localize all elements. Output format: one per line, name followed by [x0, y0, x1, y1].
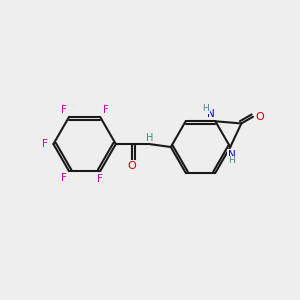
Text: H: H — [146, 133, 153, 142]
Text: H: H — [202, 104, 209, 113]
Text: F: F — [103, 106, 109, 116]
Text: N: N — [228, 150, 236, 160]
Text: F: F — [61, 172, 67, 183]
Text: F: F — [97, 174, 103, 184]
Text: F: F — [42, 139, 48, 149]
Text: N: N — [207, 109, 215, 119]
Text: O: O — [128, 161, 136, 171]
Text: O: O — [255, 112, 264, 122]
Text: H: H — [228, 157, 235, 166]
Text: H: H — [146, 133, 153, 142]
Text: F: F — [61, 106, 67, 116]
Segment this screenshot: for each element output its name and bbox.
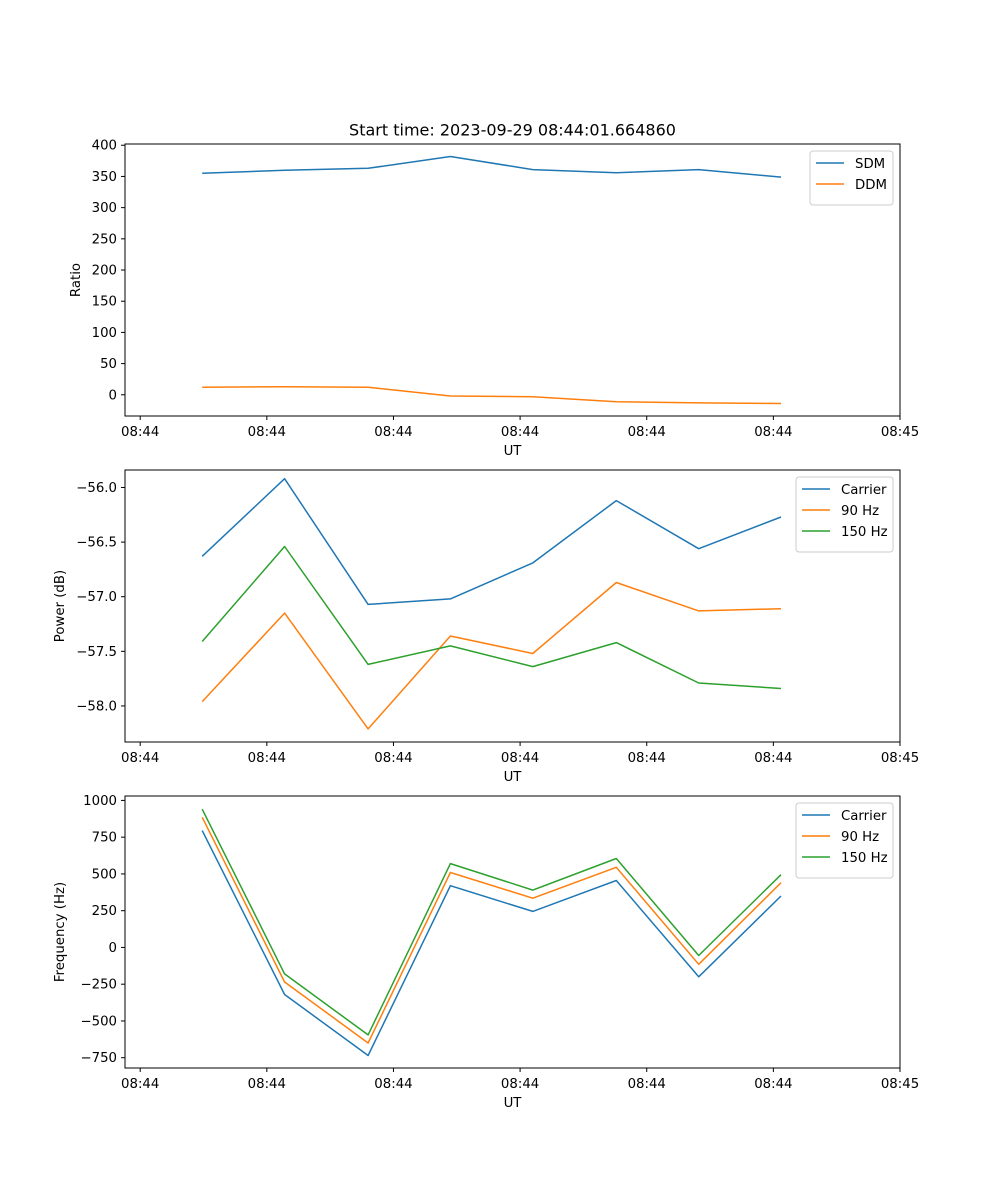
- subplot-3: 08:44 08:44 08:44 08:44 08:44 08:44 08:45 −750 −…: [53, 794, 919, 1111]
- x-tick-label: 08:44: [628, 425, 666, 440]
- legend-label: 150 Hz: [841, 851, 888, 866]
- legend-box: [809, 150, 894, 206]
- y-tick-label: 750: [92, 831, 117, 846]
- subplot-1: 08:44 08:44 08:44 08:44 08:44 08:44 08:45 0 50 10…: [69, 139, 919, 459]
- subplot-2: 08:44 08:44 08:44 08:44 08:44 08:44 08:45 −58.0…: [53, 469, 919, 785]
- series-line-150-hz: [201, 545, 782, 690]
- legend-box: [795, 802, 894, 879]
- legend-label: 90 Hz: [841, 830, 879, 845]
- legend: Carrier 90 Hz 150 Hz: [795, 476, 894, 553]
- y-tick-label: 400: [92, 139, 117, 154]
- series-line-carrier: [201, 477, 782, 606]
- y-tick-label: 300: [92, 201, 117, 216]
- x-tick-label: 08:44: [754, 751, 792, 766]
- y-tick-label: 0: [109, 941, 117, 956]
- x-tick-label: 08:44: [121, 1077, 159, 1092]
- y-tick-label: −58.0: [76, 699, 117, 714]
- axes-frame: [124, 143, 901, 417]
- legend-label: Carrier: [841, 483, 887, 498]
- figure-title: Start time: 2023-09-29 08:44:01.664860: [349, 121, 676, 140]
- x-tick-label: 08:44: [121, 425, 159, 440]
- x-tick-label: 08:45: [881, 751, 919, 766]
- y-tick-label: 0: [109, 388, 117, 403]
- y-tick-label: 250: [92, 904, 117, 919]
- x-tick-label: 08:44: [121, 751, 159, 766]
- axes-frame: [124, 795, 901, 1069]
- y-tick-label: −500: [80, 1014, 117, 1029]
- y-tick-label: 500: [92, 867, 117, 882]
- series-line-sdm: [202, 155, 782, 178]
- x-tick-label: 08:45: [881, 1077, 919, 1092]
- x-tick-label: 08:44: [248, 425, 286, 440]
- y-axis-label: Frequency (Hz): [53, 882, 68, 982]
- x-axis-label: UT: [504, 1096, 523, 1111]
- x-tick-label: 08:44: [374, 751, 412, 766]
- x-tick-label: 08:44: [374, 425, 412, 440]
- x-tick-label: 08:44: [501, 751, 539, 766]
- x-tick-label: 08:44: [374, 1077, 412, 1092]
- axes-frame: [124, 469, 901, 743]
- chart-panels: 08:44 08:44 08:44 08:44 08:44 08:44 08:45 0 50 10…: [53, 139, 919, 1111]
- series-line-150-hz: [201, 808, 782, 1036]
- x-tick-label: 08:44: [248, 751, 286, 766]
- y-tick-label: 250: [92, 232, 117, 247]
- y-axis-label: Power (dB): [53, 570, 68, 642]
- x-tick-label: 08:45: [881, 425, 919, 440]
- y-tick-label: −750: [80, 1051, 117, 1066]
- y-tick-label: −56.0: [76, 481, 117, 496]
- y-tick-label: −57.0: [76, 590, 117, 605]
- x-tick-label: 08:44: [628, 1077, 666, 1092]
- x-tick-label: 08:44: [754, 425, 792, 440]
- x-axis-label: UT: [504, 444, 523, 459]
- y-tick-label: 150: [92, 295, 117, 310]
- series-line-ddm: [202, 385, 782, 405]
- y-tick-label: −57.5: [76, 645, 117, 660]
- y-tick-label: 50: [100, 357, 117, 372]
- x-tick-label: 08:44: [754, 1077, 792, 1092]
- y-tick-label: 1000: [83, 794, 117, 809]
- legend-label: 90 Hz: [841, 504, 879, 519]
- x-tick-label: 08:44: [501, 1077, 539, 1092]
- x-tick-label: 08:44: [628, 751, 666, 766]
- y-tick-label: −250: [80, 978, 117, 993]
- series-line-90-hz: [201, 581, 782, 730]
- x-axis-label: UT: [504, 770, 523, 785]
- x-tick-label: 08:44: [501, 425, 539, 440]
- y-tick-label: 100: [92, 326, 117, 341]
- series-line-carrier: [201, 830, 782, 1057]
- legend-label: 150 Hz: [841, 525, 888, 540]
- legend-box: [795, 476, 894, 553]
- legend-label: Carrier: [841, 809, 887, 824]
- legend-label: SDM: [855, 157, 885, 172]
- legend-label: DDM: [855, 178, 887, 193]
- series-line-90-hz: [201, 816, 782, 1044]
- y-axis-label: Ratio: [69, 263, 84, 297]
- y-tick-label: 350: [92, 170, 117, 185]
- y-tick-label: −56.5: [76, 536, 117, 551]
- legend: SDM DDM: [809, 150, 894, 206]
- y-tick-label: 200: [92, 264, 117, 279]
- x-tick-label: 08:44: [248, 1077, 286, 1092]
- legend: Carrier 90 Hz 150 Hz: [795, 802, 894, 879]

★ ★ ★ ★ ★ ★ ★

* Your objective
Can you print the lines of the records above, unchanged, from the line with "- subplot-3: 08:44" up to and including the line with "- subplot-1: 08:44"?

* Exercise result
- subplot-3: 08:44 08:44 08:44 08:44 08:44 08:44 08:45 −750 −…: [53, 794, 919, 1111]
- x-tick-label: 08:44: [628, 425, 666, 440]
- legend-label: 150 Hz: [841, 851, 888, 866]
- legend-box: [809, 150, 894, 206]
- y-tick-label: 750: [92, 831, 117, 846]
- subplot-1: 08:44 08:44 08:44 08:44 08:44 08:44 08:45 0 50 10…: [69, 139, 919, 459]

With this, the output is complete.